Stored data entries

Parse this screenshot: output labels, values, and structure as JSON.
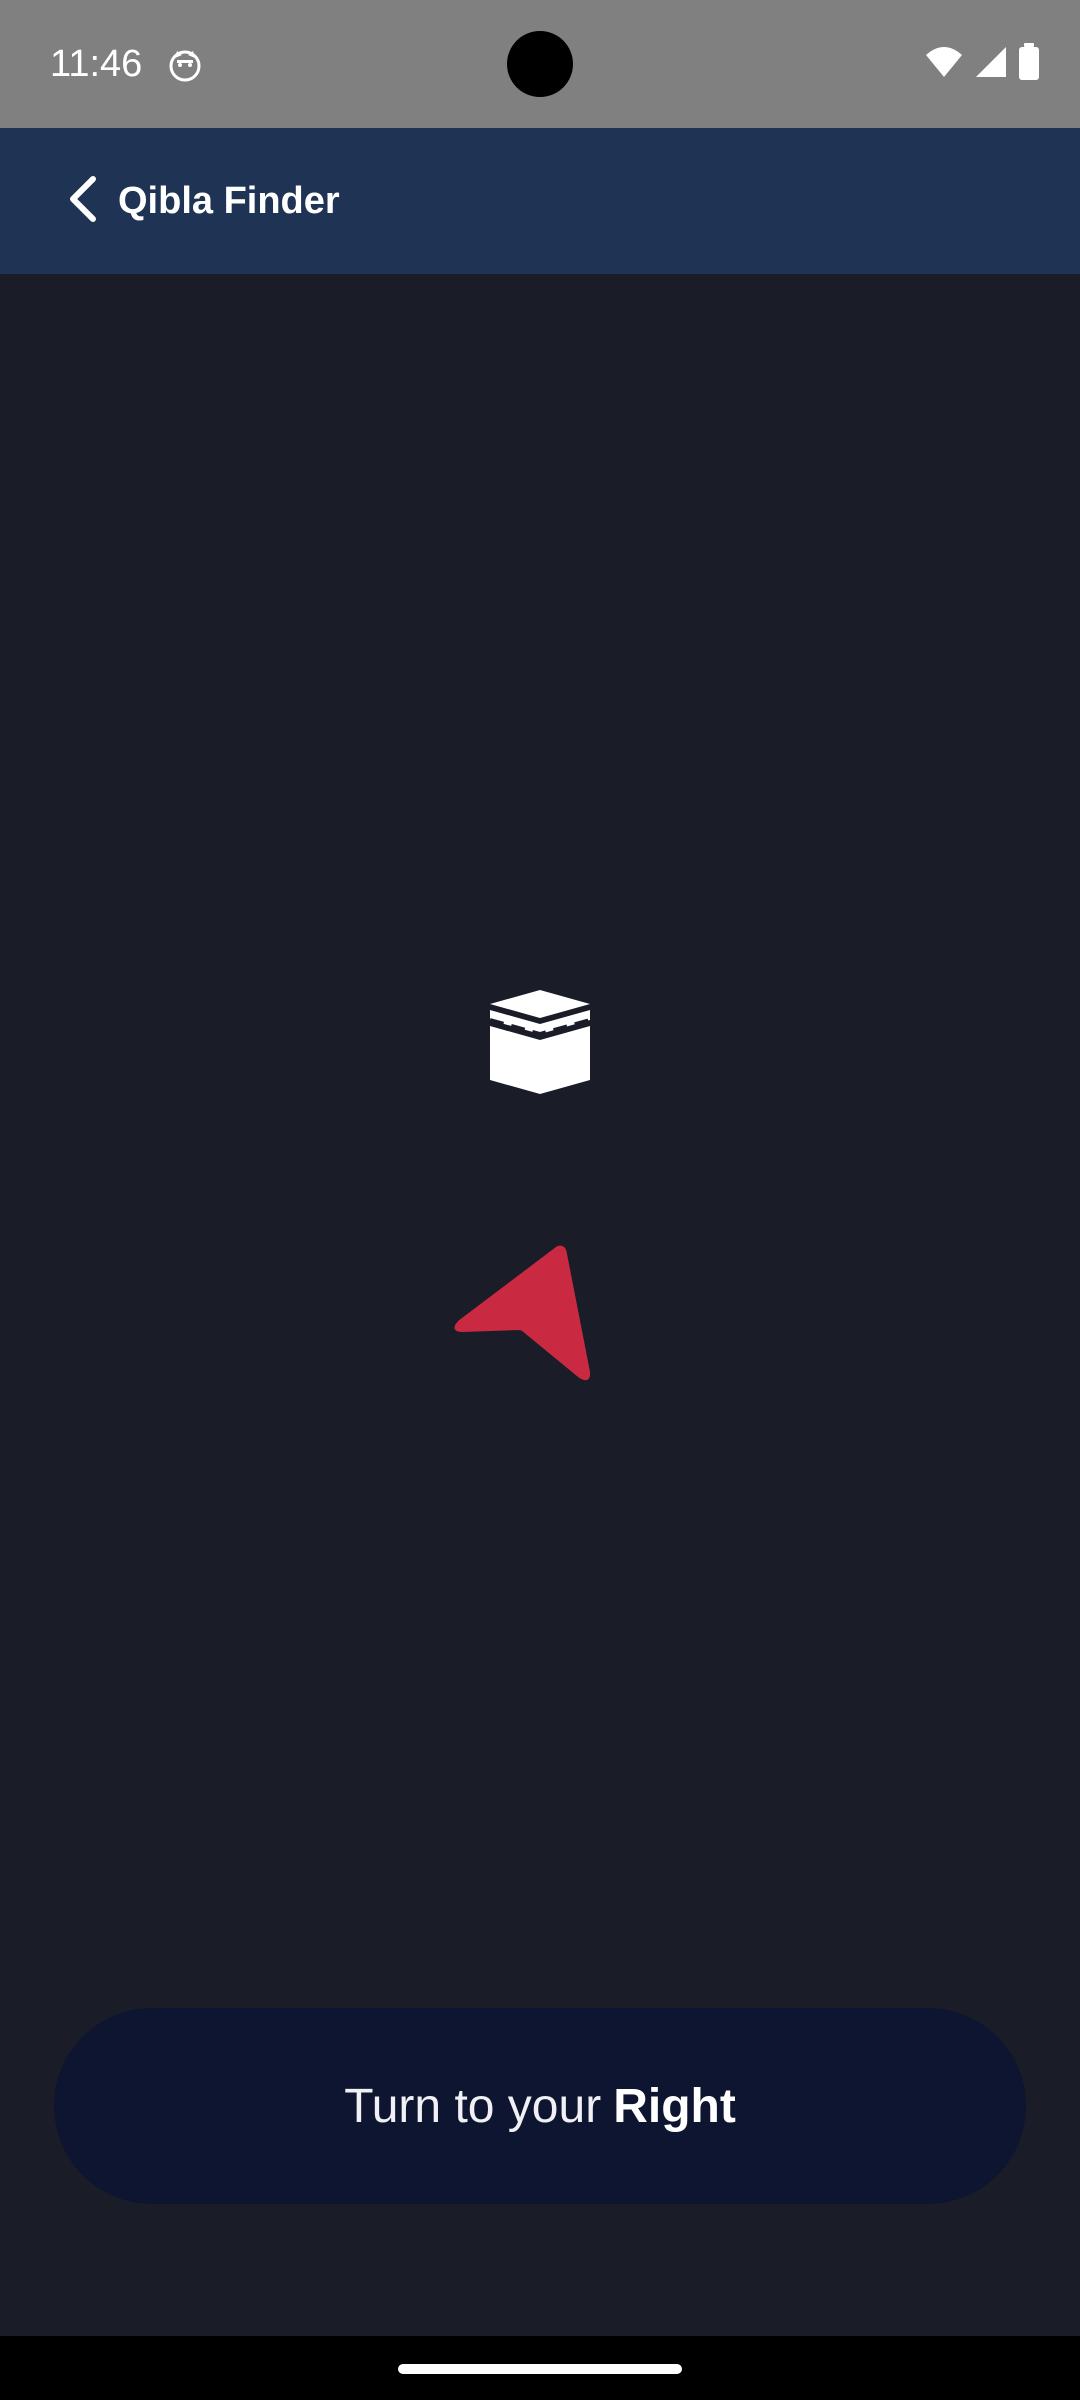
{
  "status_bar": {
    "time": "11:46",
    "notification_icon": "cat-face-icon",
    "wifi_icon": "wifi-icon",
    "signal_icon": "cellular-signal-icon",
    "battery_icon": "battery-icon"
  },
  "app_bar": {
    "title": "Qibla Finder",
    "back_icon": "chevron-left-icon",
    "background_color": "#1f3354"
  },
  "compass": {
    "kaaba_icon": "kaaba-icon",
    "arrow_icon": "navigation-arrow-icon",
    "arrow_color": "#c92a42"
  },
  "instruction": {
    "prefix": "Turn to your",
    "direction": "Right"
  },
  "colors": {
    "background": "#1a1c28",
    "pill": "#0e1530",
    "status_bar": "#808080"
  }
}
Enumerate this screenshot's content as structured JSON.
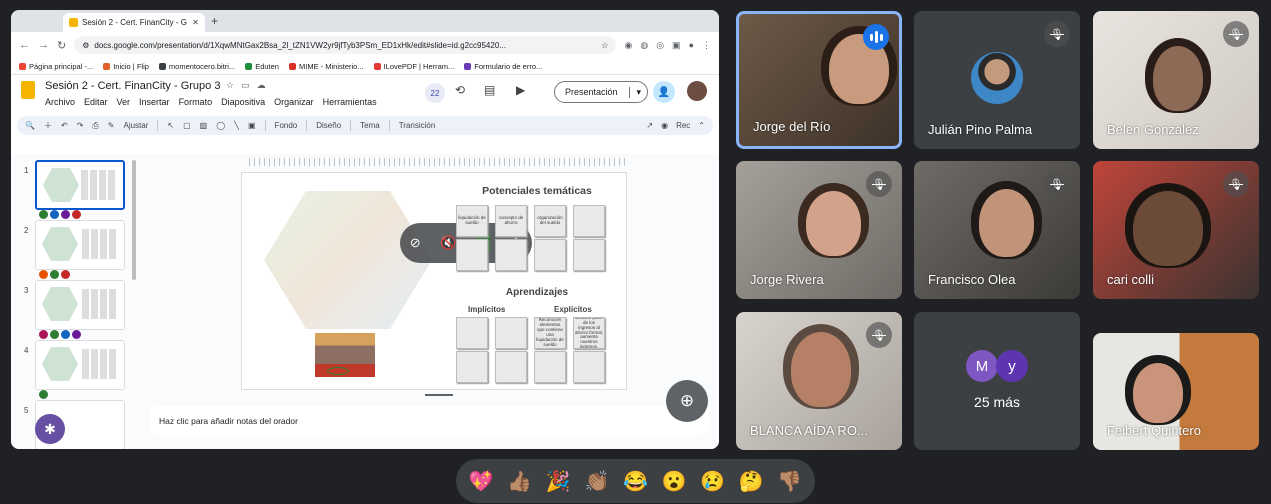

* **TASK PROMPT**: Set the pictures aside and transcribe the data above exactly.

* **COMPLETED TASK**:
Parse this screenshot: output labels, values, and structure as JSON.
{
  "status_bar": {
    "time": "11:46",
    "notification_icon": "cat-face-icon",
    "wifi_icon": "wifi-icon",
    "signal_icon": "cellular-signal-icon",
    "battery_icon": "battery-icon"
  },
  "app_bar": {
    "title": "Qibla Finder",
    "back_icon": "chevron-left-icon",
    "background_color": "#1f3354"
  },
  "compass": {
    "kaaba_icon": "kaaba-icon",
    "arrow_icon": "navigation-arrow-icon",
    "arrow_color": "#c92a42"
  },
  "instruction": {
    "prefix": "Turn to your",
    "direction": "Right"
  },
  "colors": {
    "background": "#1a1c28",
    "pill": "#0e1530",
    "status_bar": "#808080"
  }
}
Enumerate this screenshot's content as structured JSON.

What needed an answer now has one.